**OBJECTIVE**
Report all lines from the entries below in which "Asymmetry" appears.

------ AVAILABLE RECORDS ------

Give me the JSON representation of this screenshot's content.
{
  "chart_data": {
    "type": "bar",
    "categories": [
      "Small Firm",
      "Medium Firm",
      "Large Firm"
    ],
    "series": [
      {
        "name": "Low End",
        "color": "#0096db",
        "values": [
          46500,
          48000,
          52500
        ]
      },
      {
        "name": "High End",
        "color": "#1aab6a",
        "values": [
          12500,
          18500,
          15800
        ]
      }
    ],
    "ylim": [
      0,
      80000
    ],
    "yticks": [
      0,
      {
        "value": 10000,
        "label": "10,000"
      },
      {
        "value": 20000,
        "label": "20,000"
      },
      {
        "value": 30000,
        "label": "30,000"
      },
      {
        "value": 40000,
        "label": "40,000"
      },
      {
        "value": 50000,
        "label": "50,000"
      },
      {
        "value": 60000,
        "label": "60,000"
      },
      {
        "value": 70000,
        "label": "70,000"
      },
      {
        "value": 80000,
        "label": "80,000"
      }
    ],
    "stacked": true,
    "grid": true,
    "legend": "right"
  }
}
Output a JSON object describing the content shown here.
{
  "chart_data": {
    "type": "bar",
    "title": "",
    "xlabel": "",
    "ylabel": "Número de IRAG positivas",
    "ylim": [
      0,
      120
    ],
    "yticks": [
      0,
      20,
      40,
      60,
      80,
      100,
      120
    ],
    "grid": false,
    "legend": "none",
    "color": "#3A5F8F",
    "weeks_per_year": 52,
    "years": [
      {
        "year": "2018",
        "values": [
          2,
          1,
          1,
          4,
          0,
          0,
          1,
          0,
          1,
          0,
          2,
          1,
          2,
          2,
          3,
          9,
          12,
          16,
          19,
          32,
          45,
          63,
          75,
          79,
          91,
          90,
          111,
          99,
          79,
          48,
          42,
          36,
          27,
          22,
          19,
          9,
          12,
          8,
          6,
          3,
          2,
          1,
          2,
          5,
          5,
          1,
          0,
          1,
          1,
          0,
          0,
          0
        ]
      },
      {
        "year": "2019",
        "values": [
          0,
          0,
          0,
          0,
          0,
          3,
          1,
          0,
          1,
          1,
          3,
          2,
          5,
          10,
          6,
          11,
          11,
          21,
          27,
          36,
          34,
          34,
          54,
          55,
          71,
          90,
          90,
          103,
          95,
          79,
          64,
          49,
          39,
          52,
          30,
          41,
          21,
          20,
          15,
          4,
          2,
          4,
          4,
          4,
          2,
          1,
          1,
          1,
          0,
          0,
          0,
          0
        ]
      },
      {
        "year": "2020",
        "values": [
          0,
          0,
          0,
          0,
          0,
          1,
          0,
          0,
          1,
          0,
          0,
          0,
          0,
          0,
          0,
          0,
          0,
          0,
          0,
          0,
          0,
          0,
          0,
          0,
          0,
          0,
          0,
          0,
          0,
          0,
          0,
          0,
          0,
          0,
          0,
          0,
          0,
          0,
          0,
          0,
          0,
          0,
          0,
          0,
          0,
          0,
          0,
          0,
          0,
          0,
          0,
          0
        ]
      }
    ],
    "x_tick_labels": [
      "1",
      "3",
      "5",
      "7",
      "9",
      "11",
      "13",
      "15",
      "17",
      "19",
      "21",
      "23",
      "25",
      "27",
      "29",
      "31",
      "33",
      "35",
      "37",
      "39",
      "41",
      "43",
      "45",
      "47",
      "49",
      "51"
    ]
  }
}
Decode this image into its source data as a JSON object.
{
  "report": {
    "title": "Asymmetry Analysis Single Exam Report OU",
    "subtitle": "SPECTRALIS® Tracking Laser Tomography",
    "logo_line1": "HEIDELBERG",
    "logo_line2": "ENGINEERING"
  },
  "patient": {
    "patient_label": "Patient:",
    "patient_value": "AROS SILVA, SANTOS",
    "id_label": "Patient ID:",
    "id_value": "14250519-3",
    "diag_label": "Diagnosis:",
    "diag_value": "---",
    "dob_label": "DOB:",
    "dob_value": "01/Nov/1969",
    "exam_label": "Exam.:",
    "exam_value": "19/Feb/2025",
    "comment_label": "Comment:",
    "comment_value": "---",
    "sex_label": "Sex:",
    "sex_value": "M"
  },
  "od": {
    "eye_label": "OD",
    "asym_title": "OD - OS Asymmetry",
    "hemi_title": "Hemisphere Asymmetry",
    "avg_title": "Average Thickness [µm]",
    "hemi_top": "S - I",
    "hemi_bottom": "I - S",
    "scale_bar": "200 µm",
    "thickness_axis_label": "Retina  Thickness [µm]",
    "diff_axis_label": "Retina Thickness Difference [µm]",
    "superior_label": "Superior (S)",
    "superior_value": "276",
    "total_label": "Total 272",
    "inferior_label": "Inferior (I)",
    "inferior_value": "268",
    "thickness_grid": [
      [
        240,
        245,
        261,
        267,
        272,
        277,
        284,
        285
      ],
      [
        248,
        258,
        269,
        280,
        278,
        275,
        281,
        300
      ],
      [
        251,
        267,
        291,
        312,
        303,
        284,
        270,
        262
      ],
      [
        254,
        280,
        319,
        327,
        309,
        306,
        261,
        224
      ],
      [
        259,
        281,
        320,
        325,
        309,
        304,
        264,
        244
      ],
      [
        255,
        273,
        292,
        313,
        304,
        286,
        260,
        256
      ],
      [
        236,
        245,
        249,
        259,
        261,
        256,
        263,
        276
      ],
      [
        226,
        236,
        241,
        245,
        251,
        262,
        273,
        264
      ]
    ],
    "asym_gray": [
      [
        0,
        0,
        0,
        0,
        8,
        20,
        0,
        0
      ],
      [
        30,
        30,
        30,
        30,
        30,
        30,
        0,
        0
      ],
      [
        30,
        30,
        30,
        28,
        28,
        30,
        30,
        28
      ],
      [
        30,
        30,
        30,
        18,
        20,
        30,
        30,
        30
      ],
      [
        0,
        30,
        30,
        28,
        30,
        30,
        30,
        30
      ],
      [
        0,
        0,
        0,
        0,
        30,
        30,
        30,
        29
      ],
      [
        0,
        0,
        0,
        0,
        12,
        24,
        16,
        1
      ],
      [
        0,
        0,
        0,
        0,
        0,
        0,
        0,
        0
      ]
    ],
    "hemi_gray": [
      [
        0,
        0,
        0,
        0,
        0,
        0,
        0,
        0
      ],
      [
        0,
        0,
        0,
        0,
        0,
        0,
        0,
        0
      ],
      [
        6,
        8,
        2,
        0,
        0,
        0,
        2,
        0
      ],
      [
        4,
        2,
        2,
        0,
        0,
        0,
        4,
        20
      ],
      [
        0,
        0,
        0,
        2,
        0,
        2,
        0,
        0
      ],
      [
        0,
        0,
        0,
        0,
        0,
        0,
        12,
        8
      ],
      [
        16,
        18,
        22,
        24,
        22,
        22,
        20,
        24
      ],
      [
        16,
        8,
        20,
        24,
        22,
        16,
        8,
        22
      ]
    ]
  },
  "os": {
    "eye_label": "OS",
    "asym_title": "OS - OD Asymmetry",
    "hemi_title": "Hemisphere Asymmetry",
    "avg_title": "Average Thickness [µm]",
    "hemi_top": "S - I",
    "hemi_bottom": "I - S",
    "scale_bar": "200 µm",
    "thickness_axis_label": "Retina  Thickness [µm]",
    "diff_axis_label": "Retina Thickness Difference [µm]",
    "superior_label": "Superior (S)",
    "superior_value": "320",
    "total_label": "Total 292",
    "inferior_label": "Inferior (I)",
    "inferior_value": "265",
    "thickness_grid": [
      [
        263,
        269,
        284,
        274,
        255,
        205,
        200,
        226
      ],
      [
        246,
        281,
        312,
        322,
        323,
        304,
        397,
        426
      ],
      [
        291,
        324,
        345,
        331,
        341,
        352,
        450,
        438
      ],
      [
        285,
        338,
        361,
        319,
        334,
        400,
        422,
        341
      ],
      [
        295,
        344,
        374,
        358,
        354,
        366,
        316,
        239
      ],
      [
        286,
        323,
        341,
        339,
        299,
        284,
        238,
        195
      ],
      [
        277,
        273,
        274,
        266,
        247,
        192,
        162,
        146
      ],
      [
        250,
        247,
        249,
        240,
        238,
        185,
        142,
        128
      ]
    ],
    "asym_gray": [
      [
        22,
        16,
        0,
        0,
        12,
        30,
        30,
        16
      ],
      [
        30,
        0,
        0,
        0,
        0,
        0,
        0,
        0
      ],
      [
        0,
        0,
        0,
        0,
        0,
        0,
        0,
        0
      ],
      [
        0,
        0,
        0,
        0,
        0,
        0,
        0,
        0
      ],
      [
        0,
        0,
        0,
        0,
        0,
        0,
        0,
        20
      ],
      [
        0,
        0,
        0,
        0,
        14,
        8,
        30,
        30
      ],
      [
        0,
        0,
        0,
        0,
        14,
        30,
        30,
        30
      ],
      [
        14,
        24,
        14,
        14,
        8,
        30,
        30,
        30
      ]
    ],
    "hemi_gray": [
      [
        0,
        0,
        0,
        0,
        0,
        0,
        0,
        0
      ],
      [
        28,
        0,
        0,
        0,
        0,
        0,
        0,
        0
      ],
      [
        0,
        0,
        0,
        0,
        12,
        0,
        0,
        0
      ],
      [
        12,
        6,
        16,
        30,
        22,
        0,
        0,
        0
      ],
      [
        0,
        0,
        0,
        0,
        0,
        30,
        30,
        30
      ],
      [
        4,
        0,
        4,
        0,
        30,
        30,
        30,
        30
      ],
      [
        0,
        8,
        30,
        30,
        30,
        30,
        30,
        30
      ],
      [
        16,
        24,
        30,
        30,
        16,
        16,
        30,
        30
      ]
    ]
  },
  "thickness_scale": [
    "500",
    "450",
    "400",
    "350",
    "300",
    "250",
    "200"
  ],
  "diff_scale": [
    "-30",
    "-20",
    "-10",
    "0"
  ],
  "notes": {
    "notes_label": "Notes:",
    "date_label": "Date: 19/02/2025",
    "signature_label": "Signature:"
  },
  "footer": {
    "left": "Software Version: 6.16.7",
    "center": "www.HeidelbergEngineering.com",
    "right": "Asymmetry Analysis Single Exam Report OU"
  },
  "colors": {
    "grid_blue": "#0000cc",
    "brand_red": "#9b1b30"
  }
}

------

**THE ANSWER**
    "title": "Asymmetry Analysis Single Exam Report OU",
    "asym_title": "OD - OS Asymmetry",
    "hemi_title": "Hemisphere Asymmetry",
    "asym_title": "OS - OD Asymmetry",
    "hemi_title": "Hemisphere Asymmetry",
    "right": "Asymmetry Analysis Single Exam Report OU"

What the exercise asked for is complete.